Dataset excerpts:
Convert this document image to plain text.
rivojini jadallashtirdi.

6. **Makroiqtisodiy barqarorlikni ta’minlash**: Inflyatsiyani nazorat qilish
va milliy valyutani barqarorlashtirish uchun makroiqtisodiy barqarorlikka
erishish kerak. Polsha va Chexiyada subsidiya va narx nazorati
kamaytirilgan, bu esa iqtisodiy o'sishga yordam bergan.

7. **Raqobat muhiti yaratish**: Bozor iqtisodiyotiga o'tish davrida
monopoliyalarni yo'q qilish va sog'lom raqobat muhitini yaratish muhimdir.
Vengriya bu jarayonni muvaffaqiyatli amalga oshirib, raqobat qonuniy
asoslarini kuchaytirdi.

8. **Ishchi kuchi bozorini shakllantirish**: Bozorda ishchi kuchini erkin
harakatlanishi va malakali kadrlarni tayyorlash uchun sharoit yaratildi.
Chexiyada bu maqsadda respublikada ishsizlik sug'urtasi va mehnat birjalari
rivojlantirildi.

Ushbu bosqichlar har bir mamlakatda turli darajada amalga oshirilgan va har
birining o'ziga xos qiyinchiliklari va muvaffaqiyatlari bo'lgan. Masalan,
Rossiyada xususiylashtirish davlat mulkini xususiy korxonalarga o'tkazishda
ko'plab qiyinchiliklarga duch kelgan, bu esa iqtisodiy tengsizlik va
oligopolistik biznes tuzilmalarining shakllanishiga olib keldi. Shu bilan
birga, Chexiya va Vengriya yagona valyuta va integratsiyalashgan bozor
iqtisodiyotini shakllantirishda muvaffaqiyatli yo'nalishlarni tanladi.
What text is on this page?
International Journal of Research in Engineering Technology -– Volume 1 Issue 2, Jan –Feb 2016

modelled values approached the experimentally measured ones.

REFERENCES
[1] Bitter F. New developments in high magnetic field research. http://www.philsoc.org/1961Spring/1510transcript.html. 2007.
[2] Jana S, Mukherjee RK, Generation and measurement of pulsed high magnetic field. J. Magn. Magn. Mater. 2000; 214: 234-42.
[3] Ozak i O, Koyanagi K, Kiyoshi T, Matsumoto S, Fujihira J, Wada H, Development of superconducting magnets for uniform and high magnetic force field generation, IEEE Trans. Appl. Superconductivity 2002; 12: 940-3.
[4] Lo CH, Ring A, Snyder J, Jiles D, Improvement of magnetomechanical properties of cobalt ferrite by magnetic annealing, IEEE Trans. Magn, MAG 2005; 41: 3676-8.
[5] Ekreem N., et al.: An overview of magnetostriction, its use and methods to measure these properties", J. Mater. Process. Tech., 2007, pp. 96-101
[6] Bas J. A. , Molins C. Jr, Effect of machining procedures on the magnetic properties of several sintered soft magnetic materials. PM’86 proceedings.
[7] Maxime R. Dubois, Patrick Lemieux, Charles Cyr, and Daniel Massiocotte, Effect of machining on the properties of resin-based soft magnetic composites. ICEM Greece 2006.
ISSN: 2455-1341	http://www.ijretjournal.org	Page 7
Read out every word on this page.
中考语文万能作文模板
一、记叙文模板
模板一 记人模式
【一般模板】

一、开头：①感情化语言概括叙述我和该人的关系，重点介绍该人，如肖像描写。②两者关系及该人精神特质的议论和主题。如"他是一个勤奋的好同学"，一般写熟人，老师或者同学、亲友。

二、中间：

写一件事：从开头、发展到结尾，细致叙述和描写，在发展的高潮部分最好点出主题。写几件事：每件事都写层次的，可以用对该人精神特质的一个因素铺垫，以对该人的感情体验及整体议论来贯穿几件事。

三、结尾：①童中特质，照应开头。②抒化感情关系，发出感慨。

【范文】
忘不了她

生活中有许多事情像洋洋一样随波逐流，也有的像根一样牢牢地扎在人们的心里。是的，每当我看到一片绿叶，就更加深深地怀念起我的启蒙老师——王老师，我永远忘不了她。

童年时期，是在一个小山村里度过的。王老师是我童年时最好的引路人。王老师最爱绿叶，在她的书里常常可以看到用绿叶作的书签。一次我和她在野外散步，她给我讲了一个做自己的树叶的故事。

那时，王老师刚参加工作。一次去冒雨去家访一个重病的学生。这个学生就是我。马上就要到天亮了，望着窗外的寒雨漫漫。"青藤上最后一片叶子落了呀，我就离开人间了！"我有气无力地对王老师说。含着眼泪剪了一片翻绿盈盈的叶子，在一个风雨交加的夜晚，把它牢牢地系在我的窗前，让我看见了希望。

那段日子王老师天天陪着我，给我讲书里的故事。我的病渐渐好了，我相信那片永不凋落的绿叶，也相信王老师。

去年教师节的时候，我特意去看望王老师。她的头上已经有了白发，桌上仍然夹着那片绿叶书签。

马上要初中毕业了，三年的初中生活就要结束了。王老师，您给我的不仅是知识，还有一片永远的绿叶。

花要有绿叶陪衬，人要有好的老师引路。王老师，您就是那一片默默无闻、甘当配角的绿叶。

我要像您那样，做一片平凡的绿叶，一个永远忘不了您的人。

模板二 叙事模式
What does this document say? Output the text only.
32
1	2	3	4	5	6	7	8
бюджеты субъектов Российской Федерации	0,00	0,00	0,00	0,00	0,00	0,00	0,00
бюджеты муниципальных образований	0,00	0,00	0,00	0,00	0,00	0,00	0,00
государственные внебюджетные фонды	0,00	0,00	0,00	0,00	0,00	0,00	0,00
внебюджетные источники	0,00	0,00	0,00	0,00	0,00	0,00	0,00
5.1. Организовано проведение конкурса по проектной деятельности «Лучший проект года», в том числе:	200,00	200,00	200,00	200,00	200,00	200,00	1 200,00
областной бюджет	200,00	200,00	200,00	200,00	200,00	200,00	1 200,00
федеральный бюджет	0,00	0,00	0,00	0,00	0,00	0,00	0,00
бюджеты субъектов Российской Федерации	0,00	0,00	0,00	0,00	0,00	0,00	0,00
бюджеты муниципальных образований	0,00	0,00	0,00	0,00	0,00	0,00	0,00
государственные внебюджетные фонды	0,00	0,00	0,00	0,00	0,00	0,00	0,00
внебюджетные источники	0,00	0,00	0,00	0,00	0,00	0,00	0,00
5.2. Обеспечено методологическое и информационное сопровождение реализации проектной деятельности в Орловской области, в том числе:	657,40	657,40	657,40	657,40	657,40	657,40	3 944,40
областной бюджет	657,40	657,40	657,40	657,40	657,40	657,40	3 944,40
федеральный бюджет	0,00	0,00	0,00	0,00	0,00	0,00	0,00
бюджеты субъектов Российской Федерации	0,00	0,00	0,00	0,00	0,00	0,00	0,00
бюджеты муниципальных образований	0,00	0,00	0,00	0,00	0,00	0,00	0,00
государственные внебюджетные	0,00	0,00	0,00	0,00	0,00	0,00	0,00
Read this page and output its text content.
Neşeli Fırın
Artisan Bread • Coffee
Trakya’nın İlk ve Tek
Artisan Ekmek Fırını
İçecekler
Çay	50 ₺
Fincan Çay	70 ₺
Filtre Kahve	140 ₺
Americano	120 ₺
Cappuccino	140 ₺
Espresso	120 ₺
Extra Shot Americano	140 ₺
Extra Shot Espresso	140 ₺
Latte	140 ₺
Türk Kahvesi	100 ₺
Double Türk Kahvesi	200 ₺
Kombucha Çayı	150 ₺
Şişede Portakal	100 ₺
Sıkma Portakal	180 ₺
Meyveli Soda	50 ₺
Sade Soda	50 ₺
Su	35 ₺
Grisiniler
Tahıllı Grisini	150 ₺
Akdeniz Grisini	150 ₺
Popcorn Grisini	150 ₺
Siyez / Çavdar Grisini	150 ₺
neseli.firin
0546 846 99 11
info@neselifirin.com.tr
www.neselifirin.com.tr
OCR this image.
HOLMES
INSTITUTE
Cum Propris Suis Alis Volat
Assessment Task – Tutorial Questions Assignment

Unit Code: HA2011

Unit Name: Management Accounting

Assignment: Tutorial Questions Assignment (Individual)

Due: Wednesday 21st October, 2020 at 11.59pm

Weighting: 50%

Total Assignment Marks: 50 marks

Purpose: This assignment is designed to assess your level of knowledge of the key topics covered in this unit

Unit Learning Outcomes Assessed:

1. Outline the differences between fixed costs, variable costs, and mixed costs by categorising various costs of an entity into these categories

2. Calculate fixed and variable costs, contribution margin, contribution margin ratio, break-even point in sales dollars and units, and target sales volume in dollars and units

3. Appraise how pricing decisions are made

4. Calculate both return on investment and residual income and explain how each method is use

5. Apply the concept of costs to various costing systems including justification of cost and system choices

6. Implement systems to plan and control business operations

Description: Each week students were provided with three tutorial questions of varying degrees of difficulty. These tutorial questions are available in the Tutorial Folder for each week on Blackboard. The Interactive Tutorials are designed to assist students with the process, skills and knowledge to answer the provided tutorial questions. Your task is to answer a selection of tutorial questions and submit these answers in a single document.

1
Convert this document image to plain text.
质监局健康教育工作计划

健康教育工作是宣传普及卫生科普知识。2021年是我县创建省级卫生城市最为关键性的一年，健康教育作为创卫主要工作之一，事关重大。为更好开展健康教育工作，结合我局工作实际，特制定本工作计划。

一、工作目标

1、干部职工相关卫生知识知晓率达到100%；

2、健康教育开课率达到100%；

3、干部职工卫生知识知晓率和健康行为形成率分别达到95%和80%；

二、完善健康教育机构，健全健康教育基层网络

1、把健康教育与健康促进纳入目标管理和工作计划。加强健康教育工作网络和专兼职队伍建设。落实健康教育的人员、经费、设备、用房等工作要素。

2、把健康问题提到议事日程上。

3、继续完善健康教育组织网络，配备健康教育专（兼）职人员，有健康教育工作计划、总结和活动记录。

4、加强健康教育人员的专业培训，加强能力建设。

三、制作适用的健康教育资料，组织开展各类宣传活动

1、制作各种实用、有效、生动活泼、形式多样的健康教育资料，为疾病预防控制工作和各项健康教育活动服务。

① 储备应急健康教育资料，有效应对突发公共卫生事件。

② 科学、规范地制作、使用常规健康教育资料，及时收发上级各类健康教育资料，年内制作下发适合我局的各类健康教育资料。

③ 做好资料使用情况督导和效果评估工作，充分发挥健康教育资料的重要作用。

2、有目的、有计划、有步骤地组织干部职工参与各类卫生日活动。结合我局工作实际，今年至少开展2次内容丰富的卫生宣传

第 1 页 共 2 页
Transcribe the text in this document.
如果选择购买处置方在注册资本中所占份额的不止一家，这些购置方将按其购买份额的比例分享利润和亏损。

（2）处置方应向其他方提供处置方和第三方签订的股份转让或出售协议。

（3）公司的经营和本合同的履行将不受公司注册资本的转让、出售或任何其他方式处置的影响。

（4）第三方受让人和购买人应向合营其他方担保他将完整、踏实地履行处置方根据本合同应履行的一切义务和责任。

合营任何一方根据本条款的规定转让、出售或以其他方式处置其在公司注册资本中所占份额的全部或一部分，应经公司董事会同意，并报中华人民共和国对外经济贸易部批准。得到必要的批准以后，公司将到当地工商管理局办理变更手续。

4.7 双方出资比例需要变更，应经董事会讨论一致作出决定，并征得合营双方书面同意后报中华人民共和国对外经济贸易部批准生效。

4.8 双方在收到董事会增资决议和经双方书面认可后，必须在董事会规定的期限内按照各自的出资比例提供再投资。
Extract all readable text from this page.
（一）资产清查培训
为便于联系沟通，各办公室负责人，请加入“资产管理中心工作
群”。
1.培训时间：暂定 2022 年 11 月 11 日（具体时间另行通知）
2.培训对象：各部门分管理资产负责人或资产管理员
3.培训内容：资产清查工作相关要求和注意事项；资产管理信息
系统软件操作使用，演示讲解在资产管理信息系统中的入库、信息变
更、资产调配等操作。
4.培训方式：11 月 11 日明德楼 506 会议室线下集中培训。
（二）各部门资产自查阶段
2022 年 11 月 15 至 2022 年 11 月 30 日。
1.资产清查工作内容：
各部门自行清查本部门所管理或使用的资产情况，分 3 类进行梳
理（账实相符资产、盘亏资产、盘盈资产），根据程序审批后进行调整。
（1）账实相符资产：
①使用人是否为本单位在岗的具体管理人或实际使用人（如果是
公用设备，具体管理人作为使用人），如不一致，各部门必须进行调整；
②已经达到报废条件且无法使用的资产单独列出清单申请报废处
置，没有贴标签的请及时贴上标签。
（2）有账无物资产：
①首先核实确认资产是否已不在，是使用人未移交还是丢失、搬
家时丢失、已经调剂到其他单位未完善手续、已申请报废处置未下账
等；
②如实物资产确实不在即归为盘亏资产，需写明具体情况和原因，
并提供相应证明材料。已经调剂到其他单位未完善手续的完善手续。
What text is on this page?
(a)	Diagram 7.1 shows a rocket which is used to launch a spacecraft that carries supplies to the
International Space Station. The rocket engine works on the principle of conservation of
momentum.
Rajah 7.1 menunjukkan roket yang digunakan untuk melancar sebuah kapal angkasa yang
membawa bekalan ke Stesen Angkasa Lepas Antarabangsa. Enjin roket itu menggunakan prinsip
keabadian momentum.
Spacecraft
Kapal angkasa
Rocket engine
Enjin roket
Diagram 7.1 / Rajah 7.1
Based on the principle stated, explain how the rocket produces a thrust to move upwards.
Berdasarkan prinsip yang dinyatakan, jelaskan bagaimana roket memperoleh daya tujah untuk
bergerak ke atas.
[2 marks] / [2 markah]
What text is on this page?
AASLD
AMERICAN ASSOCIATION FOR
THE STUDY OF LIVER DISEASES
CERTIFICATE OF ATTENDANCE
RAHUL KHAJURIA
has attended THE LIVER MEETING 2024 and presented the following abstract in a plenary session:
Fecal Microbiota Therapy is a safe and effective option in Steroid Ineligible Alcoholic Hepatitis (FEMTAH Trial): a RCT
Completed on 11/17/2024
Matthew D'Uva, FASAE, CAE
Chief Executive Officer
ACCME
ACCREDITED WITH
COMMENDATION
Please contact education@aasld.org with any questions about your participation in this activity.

Prompt:
What is the number of lines containing "yaratish"? Give that number only.

Reply:
2